(Data items)
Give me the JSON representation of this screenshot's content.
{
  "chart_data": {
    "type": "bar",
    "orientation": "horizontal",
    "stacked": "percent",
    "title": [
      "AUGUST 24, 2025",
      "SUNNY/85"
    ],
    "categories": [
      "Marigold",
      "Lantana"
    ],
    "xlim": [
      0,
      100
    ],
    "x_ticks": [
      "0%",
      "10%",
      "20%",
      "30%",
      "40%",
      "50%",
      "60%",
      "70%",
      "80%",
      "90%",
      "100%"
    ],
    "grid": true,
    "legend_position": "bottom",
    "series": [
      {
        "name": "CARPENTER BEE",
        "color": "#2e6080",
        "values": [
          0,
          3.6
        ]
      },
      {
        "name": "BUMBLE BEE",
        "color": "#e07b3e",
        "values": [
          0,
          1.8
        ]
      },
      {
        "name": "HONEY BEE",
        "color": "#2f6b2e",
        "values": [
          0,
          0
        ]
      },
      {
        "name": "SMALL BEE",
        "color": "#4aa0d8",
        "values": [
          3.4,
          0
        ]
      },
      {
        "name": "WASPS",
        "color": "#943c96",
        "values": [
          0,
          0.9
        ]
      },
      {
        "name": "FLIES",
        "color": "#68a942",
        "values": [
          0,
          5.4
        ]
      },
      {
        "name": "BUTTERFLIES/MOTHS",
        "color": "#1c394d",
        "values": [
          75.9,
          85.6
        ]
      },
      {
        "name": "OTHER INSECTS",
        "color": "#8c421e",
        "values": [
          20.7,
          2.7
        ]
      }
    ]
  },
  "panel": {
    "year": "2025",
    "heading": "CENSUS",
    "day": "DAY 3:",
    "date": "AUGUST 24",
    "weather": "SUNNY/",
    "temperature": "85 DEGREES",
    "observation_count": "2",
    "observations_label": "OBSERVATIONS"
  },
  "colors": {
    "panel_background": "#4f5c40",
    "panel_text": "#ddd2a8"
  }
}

EXERCISE GOAL:
From the data above, pick out each line containing "name" and copy it.

ANSWER TO THE TASK:
        "name": "CARPENTER BEE",
        "name": "BUMBLE BEE",
        "name": "HONEY BEE",
        "name": "SMALL BEE",
        "name": "WASPS",
        "name": "FLIES",
        "name": "BUTTERFLIES/MOTHS",
        "name": "OTHER INSECTS",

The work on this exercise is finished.